» **Problem to solve**
Go through the material and write it all out exactly, minus the pictures.

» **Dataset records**
-=-=-=-=-
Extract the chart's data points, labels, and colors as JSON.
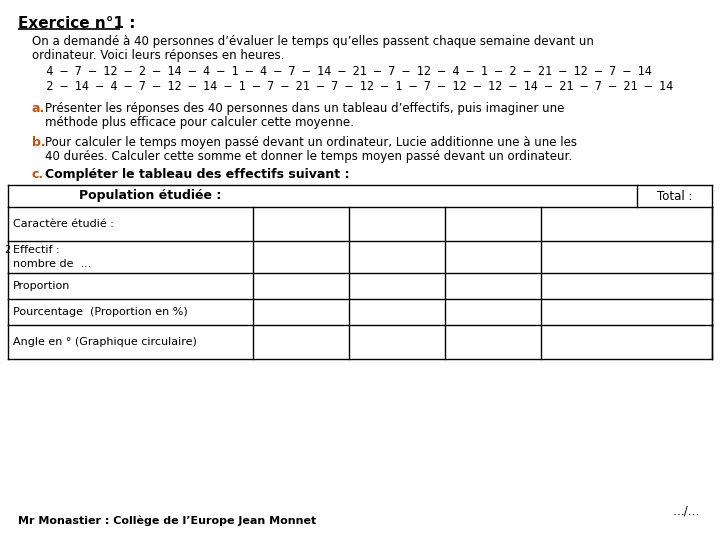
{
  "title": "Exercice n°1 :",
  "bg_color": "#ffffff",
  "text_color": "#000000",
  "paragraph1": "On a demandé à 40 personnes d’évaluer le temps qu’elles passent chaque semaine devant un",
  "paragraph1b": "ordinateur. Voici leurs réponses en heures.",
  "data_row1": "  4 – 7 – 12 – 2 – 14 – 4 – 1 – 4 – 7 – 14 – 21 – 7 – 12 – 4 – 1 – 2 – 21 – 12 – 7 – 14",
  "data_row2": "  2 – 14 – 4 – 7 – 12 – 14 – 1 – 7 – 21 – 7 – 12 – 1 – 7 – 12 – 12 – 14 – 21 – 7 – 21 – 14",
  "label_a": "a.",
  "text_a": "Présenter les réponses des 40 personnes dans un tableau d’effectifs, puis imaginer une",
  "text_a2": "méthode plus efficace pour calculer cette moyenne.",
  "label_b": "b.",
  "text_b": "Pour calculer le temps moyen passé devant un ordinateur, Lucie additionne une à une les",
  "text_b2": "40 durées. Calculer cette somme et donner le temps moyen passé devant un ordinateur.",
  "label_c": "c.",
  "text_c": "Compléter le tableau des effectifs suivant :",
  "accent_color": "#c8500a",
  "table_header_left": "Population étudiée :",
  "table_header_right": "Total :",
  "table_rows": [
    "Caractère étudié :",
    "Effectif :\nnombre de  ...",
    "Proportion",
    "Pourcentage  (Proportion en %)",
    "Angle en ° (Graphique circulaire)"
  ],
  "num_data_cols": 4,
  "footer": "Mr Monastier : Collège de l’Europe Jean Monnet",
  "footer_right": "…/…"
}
-=-=-=-=-
» **Result**
Extract the chart's data points, labels, and colors as JSON.
{
  "title": "Exercice n°1 :",
  "bg_color": "#ffffff",
  "text_color": "#000000",
  "paragraph1": "On a demandé à 40 personnes d’évaluer le temps qu’elles passent chaque semaine devant un",
  "paragraph1b": "ordinateur. Voici leurs réponses en heures.",
  "data_row1": "  4 – 7 – 12 – 2 – 14 – 4 – 1 – 4 – 7 – 14 – 21 – 7 – 12 – 4 – 1 – 2 – 21 – 12 – 7 – 14",
  "data_row2": "  2 – 14 – 4 – 7 – 12 – 14 – 1 – 7 – 21 – 7 – 12 – 1 – 7 – 12 – 12 – 14 – 21 – 7 – 21 – 14",
  "label_a": "a.",
  "text_a": "Présenter les réponses des 40 personnes dans un tableau d’effectifs, puis imaginer une",
  "text_a2": "méthode plus efficace pour calculer cette moyenne.",
  "label_b": "b.",
  "text_b": "Pour calculer le temps moyen passé devant un ordinateur, Lucie additionne une à une les",
  "text_b2": "40 durées. Calculer cette somme et donner le temps moyen passé devant un ordinateur.",
  "label_c": "c.",
  "text_c": "Compléter le tableau des effectifs suivant :",
  "accent_color": "#c8500a",
  "table_header_left": "Population étudiée :",
  "table_header_right": "Total :",
  "table_rows": [
    "Caractère étudié :",
    "Effectif :\nnombre de  ...",
    "Proportion",
    "Pourcentage  (Proportion en %)",
    "Angle en ° (Graphique circulaire)"
  ],
  "num_data_cols": 4,
  "footer": "Mr Monastier : Collège de l’Europe Jean Monnet",
  "footer_right": "…/…"
}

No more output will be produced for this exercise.